§ Goal: Assemble all lines in which the string "beállításához" appears.

§ Record list:
>>>

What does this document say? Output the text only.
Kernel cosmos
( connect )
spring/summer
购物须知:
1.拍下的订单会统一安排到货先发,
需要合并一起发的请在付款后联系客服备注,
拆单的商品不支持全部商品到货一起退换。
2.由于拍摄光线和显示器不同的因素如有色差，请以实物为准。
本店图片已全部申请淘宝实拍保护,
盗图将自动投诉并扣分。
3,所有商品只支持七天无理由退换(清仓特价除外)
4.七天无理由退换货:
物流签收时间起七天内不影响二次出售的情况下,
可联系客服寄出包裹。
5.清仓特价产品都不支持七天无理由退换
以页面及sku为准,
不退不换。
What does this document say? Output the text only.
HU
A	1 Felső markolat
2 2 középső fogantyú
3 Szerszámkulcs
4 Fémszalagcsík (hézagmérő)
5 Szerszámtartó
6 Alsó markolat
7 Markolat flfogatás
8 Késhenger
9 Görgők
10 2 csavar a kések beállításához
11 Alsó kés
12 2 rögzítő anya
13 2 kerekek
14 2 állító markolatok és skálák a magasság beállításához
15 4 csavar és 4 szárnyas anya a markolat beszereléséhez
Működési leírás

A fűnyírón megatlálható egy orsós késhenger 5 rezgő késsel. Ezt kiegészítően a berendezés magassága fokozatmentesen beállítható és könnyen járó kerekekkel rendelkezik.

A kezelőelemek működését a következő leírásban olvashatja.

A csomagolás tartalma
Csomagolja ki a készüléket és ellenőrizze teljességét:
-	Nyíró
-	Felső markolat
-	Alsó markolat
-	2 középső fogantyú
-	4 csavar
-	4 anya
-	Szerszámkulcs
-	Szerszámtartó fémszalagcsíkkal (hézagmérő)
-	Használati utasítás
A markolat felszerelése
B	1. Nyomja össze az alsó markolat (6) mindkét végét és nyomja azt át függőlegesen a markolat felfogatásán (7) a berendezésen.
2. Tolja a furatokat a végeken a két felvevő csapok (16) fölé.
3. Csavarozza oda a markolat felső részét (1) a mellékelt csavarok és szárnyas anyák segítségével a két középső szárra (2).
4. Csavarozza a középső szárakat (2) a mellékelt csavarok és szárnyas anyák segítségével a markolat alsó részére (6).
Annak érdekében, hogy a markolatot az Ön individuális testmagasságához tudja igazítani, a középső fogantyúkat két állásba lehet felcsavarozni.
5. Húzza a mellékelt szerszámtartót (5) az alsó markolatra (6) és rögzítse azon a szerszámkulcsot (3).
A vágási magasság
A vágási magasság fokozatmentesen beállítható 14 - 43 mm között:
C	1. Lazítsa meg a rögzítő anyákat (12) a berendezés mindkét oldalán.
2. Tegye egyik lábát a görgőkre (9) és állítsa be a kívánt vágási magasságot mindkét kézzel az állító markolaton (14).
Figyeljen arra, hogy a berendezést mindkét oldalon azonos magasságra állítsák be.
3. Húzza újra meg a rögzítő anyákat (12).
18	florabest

<<<

§ Task answer:
10 2 csavar a kések beállításához
14 2 állító markolatok és skálák a magasság beállításához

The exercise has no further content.